STATED GOAL: Each line holding the word "Buyer" counts once; give the total and nothing more.

Data records
■ ■ ■ ■

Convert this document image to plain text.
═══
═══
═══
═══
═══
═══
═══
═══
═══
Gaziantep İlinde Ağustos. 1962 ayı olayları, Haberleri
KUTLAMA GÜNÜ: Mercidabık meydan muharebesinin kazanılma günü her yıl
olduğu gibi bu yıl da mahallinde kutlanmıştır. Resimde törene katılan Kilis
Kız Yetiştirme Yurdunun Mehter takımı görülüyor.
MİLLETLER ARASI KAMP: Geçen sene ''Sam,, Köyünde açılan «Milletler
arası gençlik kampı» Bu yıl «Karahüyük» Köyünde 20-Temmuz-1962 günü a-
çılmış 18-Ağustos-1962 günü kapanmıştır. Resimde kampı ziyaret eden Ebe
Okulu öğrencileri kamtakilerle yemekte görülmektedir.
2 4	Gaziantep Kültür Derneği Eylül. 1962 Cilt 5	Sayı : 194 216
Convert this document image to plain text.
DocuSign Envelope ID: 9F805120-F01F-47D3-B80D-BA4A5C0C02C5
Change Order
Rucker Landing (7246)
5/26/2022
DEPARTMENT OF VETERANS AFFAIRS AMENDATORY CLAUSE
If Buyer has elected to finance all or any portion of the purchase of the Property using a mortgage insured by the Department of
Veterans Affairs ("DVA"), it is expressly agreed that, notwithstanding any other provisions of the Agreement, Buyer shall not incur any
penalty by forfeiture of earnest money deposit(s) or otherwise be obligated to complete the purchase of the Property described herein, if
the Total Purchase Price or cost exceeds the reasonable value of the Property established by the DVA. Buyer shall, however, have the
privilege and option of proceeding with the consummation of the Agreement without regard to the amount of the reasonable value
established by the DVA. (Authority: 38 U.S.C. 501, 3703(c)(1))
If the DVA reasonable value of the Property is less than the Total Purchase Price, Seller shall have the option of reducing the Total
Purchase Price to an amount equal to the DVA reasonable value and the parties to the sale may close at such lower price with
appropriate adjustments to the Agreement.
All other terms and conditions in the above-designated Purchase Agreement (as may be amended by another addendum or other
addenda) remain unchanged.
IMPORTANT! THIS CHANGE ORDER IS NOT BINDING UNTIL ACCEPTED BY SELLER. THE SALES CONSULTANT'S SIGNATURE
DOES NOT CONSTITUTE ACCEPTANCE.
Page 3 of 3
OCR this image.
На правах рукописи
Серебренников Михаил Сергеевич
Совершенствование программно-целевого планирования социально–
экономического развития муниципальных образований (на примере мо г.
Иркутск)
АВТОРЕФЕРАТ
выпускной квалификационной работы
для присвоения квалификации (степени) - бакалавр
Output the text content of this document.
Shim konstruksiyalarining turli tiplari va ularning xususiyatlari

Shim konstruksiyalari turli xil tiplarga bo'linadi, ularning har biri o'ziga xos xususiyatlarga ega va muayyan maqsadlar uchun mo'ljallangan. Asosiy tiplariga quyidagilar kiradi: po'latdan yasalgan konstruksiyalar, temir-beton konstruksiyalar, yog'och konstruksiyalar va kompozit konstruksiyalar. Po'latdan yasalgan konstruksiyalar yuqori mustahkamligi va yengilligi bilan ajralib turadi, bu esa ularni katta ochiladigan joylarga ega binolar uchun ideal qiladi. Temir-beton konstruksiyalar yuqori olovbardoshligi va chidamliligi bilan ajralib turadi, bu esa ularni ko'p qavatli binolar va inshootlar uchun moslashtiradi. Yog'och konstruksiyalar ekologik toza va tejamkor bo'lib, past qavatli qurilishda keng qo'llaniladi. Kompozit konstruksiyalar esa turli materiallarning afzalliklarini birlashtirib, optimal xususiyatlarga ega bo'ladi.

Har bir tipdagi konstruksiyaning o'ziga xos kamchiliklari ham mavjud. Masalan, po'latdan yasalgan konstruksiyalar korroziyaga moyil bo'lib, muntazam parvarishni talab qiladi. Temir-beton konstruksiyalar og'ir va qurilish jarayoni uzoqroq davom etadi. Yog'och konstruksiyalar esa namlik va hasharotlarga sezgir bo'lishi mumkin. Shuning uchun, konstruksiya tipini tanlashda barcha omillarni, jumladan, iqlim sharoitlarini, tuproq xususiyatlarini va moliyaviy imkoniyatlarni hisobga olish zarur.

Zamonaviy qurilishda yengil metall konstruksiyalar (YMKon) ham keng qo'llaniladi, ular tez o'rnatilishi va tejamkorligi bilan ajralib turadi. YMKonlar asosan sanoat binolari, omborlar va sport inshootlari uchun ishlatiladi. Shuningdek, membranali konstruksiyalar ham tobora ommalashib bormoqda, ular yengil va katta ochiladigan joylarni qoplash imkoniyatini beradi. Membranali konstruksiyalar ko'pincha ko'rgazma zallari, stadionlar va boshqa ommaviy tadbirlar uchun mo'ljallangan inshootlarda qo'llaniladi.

■ ■ ■ ■

TASK ANSWER: 3